Available data ->

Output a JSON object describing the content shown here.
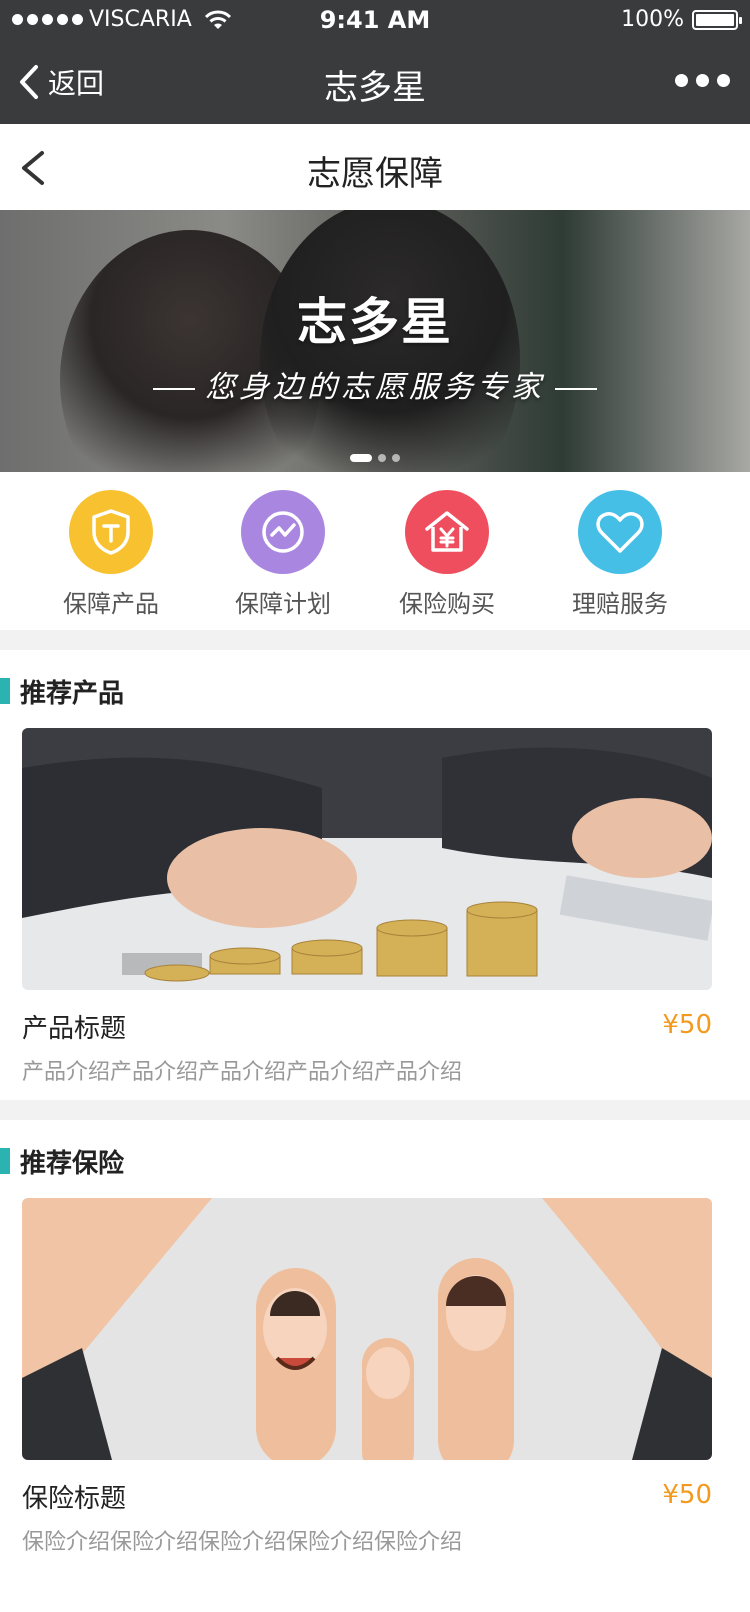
{
  "status_bar": {
    "carrier": "VISCARIA",
    "time": "9:41 AM",
    "battery": "100%"
  },
  "app_bar": {
    "back_label": "返回",
    "title": "志多星"
  },
  "sub_header": {
    "title": "志愿保障"
  },
  "banner": {
    "title": "志多星",
    "subtitle": "您身边的志愿服务专家",
    "slide_count": 3,
    "active_slide": 1
  },
  "quick_actions": [
    {
      "label": "保障产品",
      "icon": "shield-icon",
      "color": "#f8c12f"
    },
    {
      "label": "保障计划",
      "icon": "trend-circle-icon",
      "color": "#a987e0"
    },
    {
      "label": "保险购买",
      "icon": "house-yen-icon",
      "color": "#ee4e5d"
    },
    {
      "label": "理赔服务",
      "icon": "heart-icon",
      "color": "#46bfe7"
    }
  ],
  "sections": [
    {
      "heading": "推荐产品",
      "card": {
        "title": "产品标题",
        "price": "¥50",
        "description": "产品介绍产品介绍产品介绍产品介绍产品介绍"
      }
    },
    {
      "heading": "推荐保险",
      "card": {
        "title": "保险标题",
        "price": "¥50",
        "description": "保险介绍保险介绍保险介绍保险介绍保险介绍"
      }
    }
  ],
  "accent_color": "#2bb3b1",
  "price_color": "#f39a1e"
}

Direction -> Except for the pictures, reproduce every line exactly.

The response ->
Output a JSON object describing the content shown here.
{
  "status_bar": {
    "carrier": "VISCARIA",
    "time": "9:41 AM",
    "battery": "100%"
  },
  "app_bar": {
    "back_label": "返回",
    "title": "志多星"
  },
  "sub_header": {
    "title": "志愿保障"
  },
  "banner": {
    "title": "志多星",
    "subtitle": "您身边的志愿服务专家",
    "slide_count": 3,
    "active_slide": 1
  },
  "quick_actions": [
    {
      "label": "保障产品",
      "icon": "shield-icon",
      "color": "#f8c12f"
    },
    {
      "label": "保障计划",
      "icon": "trend-circle-icon",
      "color": "#a987e0"
    },
    {
      "label": "保险购买",
      "icon": "house-yen-icon",
      "color": "#ee4e5d"
    },
    {
      "label": "理赔服务",
      "icon": "heart-icon",
      "color": "#46bfe7"
    }
  ],
  "sections": [
    {
      "heading": "推荐产品",
      "card": {
        "title": "产品标题",
        "price": "¥50",
        "description": "产品介绍产品介绍产品介绍产品介绍产品介绍"
      }
    },
    {
      "heading": "推荐保险",
      "card": {
        "title": "保险标题",
        "price": "¥50",
        "description": "保险介绍保险介绍保险介绍保险介绍保险介绍"
      }
    }
  ],
  "accent_color": "#2bb3b1",
  "price_color": "#f39a1e"
}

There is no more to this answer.